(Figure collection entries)
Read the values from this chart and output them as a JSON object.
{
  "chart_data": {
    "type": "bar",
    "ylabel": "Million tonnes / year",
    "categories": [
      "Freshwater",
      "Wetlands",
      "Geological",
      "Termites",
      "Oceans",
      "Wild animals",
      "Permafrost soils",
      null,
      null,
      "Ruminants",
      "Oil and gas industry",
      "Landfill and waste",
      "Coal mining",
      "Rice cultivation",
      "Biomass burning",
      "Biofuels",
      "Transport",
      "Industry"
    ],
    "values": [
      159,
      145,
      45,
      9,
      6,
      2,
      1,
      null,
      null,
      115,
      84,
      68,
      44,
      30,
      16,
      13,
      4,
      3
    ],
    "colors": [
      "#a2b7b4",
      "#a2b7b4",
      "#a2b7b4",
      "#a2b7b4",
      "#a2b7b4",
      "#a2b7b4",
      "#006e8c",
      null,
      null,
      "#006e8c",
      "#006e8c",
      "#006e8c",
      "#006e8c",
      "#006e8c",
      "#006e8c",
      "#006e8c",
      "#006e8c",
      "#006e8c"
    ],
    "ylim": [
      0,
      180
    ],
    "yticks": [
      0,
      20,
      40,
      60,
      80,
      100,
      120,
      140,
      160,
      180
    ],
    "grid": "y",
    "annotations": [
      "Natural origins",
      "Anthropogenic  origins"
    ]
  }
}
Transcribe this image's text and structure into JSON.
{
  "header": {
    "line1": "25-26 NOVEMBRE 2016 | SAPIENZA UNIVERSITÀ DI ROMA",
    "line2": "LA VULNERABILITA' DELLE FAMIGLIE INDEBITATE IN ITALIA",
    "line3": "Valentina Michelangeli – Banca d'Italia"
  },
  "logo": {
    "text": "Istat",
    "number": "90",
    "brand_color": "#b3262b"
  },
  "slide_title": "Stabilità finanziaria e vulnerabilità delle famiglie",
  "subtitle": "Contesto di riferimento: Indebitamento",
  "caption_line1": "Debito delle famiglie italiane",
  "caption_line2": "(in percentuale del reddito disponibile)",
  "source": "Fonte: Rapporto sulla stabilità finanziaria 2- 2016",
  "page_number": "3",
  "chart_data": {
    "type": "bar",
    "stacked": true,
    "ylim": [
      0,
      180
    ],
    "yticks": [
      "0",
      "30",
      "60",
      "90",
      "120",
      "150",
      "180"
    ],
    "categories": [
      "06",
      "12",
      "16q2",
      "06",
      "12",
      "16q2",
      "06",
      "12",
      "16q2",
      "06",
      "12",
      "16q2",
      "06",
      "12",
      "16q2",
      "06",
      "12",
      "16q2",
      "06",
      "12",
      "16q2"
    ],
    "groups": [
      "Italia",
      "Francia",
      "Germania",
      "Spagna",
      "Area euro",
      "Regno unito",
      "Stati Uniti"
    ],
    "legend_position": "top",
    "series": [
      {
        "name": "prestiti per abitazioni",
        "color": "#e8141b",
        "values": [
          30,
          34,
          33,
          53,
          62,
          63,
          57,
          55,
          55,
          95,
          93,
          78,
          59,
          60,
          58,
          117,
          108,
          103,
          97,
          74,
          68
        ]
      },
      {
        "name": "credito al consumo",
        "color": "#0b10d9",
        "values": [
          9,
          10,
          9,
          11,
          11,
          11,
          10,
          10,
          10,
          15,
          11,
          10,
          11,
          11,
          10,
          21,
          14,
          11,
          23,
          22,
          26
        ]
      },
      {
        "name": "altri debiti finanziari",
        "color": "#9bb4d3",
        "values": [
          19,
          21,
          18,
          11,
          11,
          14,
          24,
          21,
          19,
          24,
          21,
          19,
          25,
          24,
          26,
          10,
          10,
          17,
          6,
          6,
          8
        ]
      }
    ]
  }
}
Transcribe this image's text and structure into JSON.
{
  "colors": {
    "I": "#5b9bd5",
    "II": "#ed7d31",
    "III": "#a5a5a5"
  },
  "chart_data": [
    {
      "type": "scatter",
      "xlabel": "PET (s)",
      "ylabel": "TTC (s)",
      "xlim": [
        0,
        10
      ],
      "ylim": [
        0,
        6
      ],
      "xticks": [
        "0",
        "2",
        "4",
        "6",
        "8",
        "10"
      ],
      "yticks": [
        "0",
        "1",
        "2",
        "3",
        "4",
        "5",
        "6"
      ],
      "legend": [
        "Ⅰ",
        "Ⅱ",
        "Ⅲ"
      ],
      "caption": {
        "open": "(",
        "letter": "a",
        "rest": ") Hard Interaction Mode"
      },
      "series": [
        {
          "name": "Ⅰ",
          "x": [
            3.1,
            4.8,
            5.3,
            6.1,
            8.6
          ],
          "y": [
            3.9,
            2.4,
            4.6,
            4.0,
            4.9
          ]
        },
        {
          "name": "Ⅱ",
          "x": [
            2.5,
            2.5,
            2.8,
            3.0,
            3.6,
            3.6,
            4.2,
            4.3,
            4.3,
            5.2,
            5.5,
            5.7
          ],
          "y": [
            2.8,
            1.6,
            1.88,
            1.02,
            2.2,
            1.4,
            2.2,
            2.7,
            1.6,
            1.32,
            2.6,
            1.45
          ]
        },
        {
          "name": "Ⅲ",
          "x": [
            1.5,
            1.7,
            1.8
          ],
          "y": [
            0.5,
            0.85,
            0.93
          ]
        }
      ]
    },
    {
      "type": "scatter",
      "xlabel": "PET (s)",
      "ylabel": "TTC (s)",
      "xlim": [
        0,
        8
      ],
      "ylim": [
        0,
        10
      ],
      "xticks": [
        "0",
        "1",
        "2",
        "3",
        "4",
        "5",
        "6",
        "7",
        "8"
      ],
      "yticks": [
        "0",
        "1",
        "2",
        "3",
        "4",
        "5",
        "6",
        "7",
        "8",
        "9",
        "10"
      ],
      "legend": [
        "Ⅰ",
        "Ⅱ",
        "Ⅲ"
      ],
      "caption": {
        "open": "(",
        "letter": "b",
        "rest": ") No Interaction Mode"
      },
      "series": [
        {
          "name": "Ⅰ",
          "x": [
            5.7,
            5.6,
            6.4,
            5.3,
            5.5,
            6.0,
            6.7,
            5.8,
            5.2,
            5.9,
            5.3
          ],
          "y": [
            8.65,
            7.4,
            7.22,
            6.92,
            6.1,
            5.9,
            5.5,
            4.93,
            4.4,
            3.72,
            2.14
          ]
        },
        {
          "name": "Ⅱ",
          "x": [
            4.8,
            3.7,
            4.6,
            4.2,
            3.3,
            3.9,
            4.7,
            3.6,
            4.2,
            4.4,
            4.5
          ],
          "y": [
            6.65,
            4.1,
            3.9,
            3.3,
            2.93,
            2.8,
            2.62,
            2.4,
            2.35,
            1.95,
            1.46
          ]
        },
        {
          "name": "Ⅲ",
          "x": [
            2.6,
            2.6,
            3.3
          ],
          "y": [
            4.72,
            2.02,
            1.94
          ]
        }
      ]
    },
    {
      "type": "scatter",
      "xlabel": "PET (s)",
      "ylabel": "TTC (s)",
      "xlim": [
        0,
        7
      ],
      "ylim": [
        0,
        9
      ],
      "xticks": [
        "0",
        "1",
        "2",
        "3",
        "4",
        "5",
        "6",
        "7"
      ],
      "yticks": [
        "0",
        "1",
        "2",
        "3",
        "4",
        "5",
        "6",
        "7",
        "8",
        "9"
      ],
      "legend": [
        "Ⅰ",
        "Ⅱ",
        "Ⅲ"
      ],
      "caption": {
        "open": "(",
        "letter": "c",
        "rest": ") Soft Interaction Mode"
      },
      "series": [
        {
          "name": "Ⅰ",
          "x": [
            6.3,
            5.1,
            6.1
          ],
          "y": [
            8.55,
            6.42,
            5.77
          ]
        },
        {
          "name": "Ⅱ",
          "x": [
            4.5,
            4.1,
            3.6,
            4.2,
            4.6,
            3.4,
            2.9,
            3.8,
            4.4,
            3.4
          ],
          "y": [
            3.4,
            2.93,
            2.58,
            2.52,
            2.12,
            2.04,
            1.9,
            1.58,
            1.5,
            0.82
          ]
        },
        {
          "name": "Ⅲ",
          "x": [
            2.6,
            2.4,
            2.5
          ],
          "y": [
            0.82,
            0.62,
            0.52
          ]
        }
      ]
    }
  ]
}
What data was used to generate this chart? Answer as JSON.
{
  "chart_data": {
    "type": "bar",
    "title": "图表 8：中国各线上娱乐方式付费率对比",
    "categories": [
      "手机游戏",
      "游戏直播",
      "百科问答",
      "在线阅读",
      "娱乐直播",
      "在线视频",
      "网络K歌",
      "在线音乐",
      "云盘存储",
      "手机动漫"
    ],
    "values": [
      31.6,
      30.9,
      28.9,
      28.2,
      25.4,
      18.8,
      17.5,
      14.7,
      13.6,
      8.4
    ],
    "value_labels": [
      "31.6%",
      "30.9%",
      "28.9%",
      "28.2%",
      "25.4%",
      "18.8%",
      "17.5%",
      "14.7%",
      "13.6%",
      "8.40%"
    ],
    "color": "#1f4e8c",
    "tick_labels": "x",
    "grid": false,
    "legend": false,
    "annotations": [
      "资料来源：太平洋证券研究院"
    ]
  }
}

◆ **WRITTEN PROBLEM**
From the line containing "What data was" down to the final line of the data, write out every line exactly; both the first and last of these belong in your answer, and nothing else does.

◆ **TASK OUTPUT**
What data was used to generate this chart? Answer as JSON.
{
  "chart_data": {
    "type": "bar",
    "title": "图表 8：中国各线上娱乐方式付费率对比",
    "categories": [
      "手机游戏",
      "游戏直播",
      "百科问答",
      "在线阅读",
      "娱乐直播",
      "在线视频",
      "网络K歌",
      "在线音乐",
      "云盘存储",
      "手机动漫"
    ],
    "values": [
      31.6,
      30.9,
      28.9,
      28.2,
      25.4,
      18.8,
      17.5,
      14.7,
      13.6,
      8.4
    ],
    "value_labels": [
      "31.6%",
      "30.9%",
      "28.9%",
      "28.2%",
      "25.4%",
      "18.8%",
      "17.5%",
      "14.7%",
      "13.6%",
      "8.40%"
    ],
    "color": "#1f4e8c",
    "tick_labels": "x",
    "grid": false,
    "legend": false,
    "annotations": [
      "资料来源：太平洋证券研究院"
    ]
  }
}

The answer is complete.